**EXERCISE INSTRUCTIONS:** Give the count of lines in the entries below that contain the string "Minutes", and only that count.

.....

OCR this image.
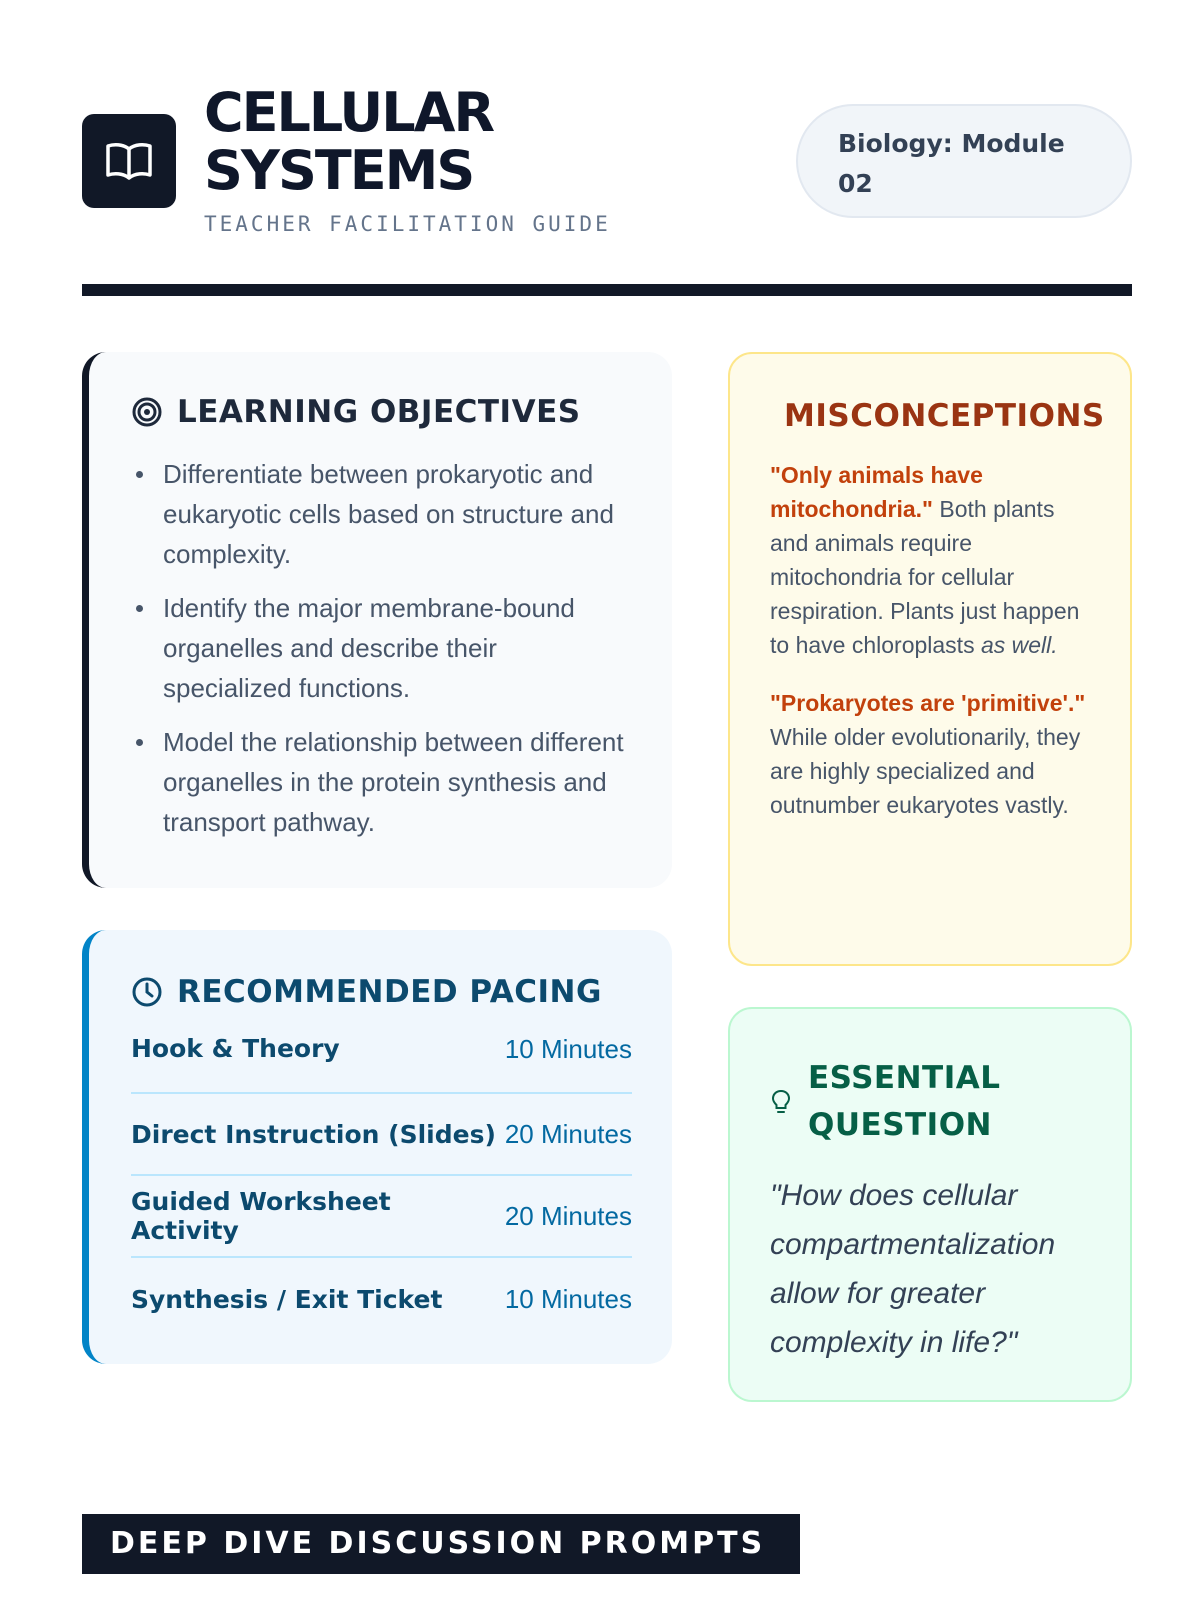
CELLULAR
SYSTEMS
TEACHER FACILITATION GUIDE
Biology: Module 02
LEARNING OBJECTIVES
Differentiate between prokaryotic and eukaryotic cells based on structure and complexity.
Identify the major membrane-bound organelles and describe their specialized functions.
Model the relationship between different organelles in the protein synthesis and transport pathway.
RECOMMENDED PACING
Hook & Theory	10 Minutes
Direct Instruction (Slides) 20 Minutes
Guided Worksheet Activity	20 Minutes
Synthesis / Exit Ticket 10 Minutes
MISCONCEPTIONS

"Only animals have mitochondria." Both plants and animals require mitochondria for cellular respiration. Plants just happen to have chloroplasts as well.

"Prokaryotes are 'primitive'." While older evolutionarily, they are highly specialized and outnumber eukaryotes vastly.

ESSENTIAL
QUESTION

"How does cellular compartmentalization allow for greater complexity in life?"

DEEP DIVE DISCUSSION PROMPTS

.....

**PROBLEM SOLUTION:** 4